Se confermate irregolarità soldi pubblici non potranno essere concessi a Fca. Codacons pronta a battaglia legale a tutela automobilisti se confermate emissioni inquinanti

 Aprire indagini anche nel nostro paese e valutare la sospensione del maxi-prestito da 6,3 miliardi di euro chiesto da Fca all’Italia, in attesa degli sviluppi dell’inchiesta della Procura di Francoforte che ha portato oggi a perquisizioni nei confronti di alcune società del gruppo Fca.

A chiederlo il Codacons, pronto ad una battaglia legale se dall’indagine tedesca dovessero emergere irregolarità sul fronte delle emissioni.

Crediamo che il prestito con garanzia statale debba essere sospeso fino a che l’azienda non dimostrerà di essere totalmente estranea alle accuse – afferma il Codacons – Nell’ipotesi in cui le accuse della Procura dovessero trovare fondamento, l’Italia si ritroverebbe a finanziare con soldi pubblici attività illecite di una società privata, e per questo il nostro Governo deve valutare la sospensione del finanziamento in attesa degli sviluppi dell’inchiesta.

E se saranno accertate manomissioni sul fronte delle emissioni, siamo pronti ad avviare una guerra legale contro Fca a tutela degli automobilisti italiani che risulteranno coinvolti nella vicenda – conclude l’associazione.

DOMANDE:
A: Aggiorna il passo dell'estratto che va da "A chiederlo il" fino a "degli sviluppi dell’inchiesta.", sostituendo "Governo" con "Esecutivo".
B: Rispondi in base all'estratto:
(i) A quanto ammonta il prestito chiesto da Fca all'Italia?
(ii) Quale Procura conduce l'inchiesta che ha portato alle perquisizioni?
(iii) A tutela di chi il Codacons è pronto ad avviare una guerra legale contro Fca?
C: Secondo l'estratto, perché il Governo deve valutare la sospensione del finanziamento a Fca?
I dati provengono da una fonte diversa dall'estratto.

Dati di segmentazione della pagina:
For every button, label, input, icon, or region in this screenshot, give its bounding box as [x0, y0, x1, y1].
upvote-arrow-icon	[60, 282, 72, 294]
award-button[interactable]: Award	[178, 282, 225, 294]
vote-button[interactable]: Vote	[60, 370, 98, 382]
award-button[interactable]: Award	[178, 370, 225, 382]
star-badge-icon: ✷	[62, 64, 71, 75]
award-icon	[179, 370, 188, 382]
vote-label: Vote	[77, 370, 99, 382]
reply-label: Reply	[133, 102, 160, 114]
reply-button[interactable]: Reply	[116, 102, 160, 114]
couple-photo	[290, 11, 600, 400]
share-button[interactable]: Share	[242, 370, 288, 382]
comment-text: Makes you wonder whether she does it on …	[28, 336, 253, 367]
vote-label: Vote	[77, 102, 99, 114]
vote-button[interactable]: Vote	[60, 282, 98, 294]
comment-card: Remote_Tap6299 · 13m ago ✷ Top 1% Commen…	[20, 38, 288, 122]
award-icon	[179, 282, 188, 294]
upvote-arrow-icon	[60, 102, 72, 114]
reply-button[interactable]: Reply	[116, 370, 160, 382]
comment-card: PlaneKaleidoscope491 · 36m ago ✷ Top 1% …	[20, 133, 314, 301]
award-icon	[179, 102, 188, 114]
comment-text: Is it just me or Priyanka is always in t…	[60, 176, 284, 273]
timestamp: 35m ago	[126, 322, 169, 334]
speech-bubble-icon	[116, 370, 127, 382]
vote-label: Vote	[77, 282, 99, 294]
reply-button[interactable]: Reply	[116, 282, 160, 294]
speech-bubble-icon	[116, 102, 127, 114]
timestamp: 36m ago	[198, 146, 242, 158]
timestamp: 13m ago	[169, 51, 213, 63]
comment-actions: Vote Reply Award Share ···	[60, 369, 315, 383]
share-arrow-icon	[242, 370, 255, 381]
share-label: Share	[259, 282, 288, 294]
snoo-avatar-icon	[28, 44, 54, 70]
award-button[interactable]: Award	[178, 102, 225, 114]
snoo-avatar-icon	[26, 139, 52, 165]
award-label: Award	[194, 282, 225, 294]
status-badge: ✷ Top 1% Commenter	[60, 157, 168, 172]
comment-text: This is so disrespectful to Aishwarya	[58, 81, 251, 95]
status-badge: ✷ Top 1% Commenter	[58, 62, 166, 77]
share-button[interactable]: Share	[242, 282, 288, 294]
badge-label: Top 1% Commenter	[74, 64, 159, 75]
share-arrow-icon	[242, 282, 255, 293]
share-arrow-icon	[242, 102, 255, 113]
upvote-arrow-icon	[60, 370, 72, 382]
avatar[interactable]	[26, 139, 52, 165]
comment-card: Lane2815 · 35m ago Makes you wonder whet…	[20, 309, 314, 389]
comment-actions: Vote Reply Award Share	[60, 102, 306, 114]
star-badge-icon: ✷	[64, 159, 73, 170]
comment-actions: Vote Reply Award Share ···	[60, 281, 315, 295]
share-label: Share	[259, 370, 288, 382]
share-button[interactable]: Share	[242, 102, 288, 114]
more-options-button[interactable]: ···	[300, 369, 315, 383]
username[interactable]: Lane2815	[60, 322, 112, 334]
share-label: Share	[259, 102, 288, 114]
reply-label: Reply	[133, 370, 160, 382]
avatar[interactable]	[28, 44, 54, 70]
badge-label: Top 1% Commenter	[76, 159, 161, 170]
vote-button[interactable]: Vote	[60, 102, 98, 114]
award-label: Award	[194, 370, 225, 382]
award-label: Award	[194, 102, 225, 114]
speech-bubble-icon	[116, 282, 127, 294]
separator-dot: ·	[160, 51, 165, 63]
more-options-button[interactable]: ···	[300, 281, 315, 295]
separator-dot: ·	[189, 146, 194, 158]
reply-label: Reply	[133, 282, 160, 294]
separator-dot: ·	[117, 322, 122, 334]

RISPOSTE PER QUESITO:
A:
A chiederlo il Codacons, pronto ad una battaglia legale se dall’indagine tedesca dovessero emergere irregolarità sul fronte delle emissioni.

Crediamo che il prestito con garanzia statale debba essere sospeso fino a che l’azienda non dimostrerà di essere totalmente estranea alle accuse – afferma il Codacons – Nell’ipotesi in cui le accuse della Procura dovessero trovare fondamento, l’Italia si ritroverebbe a finanziare con soldi pubblici attività illecite di una società privata, e per questo il nostro Esecutivo deve valutare la sospensione del finanziamento in attesa degli sviluppi dell’inchiesta.

B:
(i) 6,3 miliardi di euro.
(ii) La Procura di Francoforte.
(iii) Degli automobilisti italiani che risulteranno coinvolti nella vicenda.

C: Se le accuse della Procura si rivelassero fondate, l'Italia si ritroverebbe a finanziare con soldi pubblici attività illecite di una società privata.